── Supplied material ──

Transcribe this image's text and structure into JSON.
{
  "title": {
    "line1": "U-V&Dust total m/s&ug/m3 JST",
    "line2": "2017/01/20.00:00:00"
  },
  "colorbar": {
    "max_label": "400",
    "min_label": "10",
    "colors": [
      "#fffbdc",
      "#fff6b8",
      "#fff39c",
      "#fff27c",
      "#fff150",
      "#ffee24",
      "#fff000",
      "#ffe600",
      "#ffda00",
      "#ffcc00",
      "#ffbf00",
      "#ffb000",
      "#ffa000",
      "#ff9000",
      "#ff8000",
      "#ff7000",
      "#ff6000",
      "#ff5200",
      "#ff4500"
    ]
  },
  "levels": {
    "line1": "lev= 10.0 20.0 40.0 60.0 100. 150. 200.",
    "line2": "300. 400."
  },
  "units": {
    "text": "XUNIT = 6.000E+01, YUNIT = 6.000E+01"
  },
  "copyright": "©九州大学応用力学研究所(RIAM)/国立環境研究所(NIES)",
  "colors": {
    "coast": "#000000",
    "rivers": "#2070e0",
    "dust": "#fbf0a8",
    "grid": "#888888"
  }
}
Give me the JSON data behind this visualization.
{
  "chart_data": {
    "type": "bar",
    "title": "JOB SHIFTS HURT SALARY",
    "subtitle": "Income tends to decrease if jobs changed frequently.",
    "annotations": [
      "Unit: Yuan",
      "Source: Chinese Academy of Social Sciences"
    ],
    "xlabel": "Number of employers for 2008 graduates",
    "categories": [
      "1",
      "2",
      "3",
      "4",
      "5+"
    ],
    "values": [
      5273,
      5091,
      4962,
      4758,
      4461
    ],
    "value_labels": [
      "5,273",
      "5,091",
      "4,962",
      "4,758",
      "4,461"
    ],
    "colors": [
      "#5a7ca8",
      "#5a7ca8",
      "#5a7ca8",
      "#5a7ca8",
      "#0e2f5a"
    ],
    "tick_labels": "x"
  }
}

───

■ The problem
Repeat all of the records above exactly as written.

■ Result for this exercise
Transcribe this image's text and structure into JSON.
{
  "title": {
    "line1": "U-V&Dust total m/s&ug/m3 JST",
    "line2": "2017/01/20.00:00:00"
  },
  "colorbar": {
    "max_label": "400",
    "min_label": "10",
    "colors": [
      "#fffbdc",
      "#fff6b8",
      "#fff39c",
      "#fff27c",
      "#fff150",
      "#ffee24",
      "#fff000",
      "#ffe600",
      "#ffda00",
      "#ffcc00",
      "#ffbf00",
      "#ffb000",
      "#ffa000",
      "#ff9000",
      "#ff8000",
      "#ff7000",
      "#ff6000",
      "#ff5200",
      "#ff4500"
    ]
  },
  "levels": {
    "line1": "lev= 10.0 20.0 40.0 60.0 100. 150. 200.",
    "line2": "300. 400."
  },
  "units": {
    "text": "XUNIT = 6.000E+01, YUNIT = 6.000E+01"
  },
  "copyright": "©九州大学応用力学研究所(RIAM)/国立環境研究所(NIES)",
  "colors": {
    "coast": "#000000",
    "rivers": "#2070e0",
    "dust": "#fbf0a8",
    "grid": "#888888"
  }
}
Give me the JSON data behind this visualization.
{
  "chart_data": {
    "type": "bar",
    "title": "JOB SHIFTS HURT SALARY",
    "subtitle": "Income tends to decrease if jobs changed frequently.",
    "annotations": [
      "Unit: Yuan",
      "Source: Chinese Academy of Social Sciences"
    ],
    "xlabel": "Number of employers for 2008 graduates",
    "categories": [
      "1",
      "2",
      "3",
      "4",
      "5+"
    ],
    "values": [
      5273,
      5091,
      4962,
      4758,
      4461
    ],
    "value_labels": [
      "5,273",
      "5,091",
      "4,962",
      "4,758",
      "4,461"
    ],
    "colors": [
      "#5a7ca8",
      "#5a7ca8",
      "#5a7ca8",
      "#5a7ca8",
      "#0e2f5a"
    ],
    "tick_labels": "x"
  }
}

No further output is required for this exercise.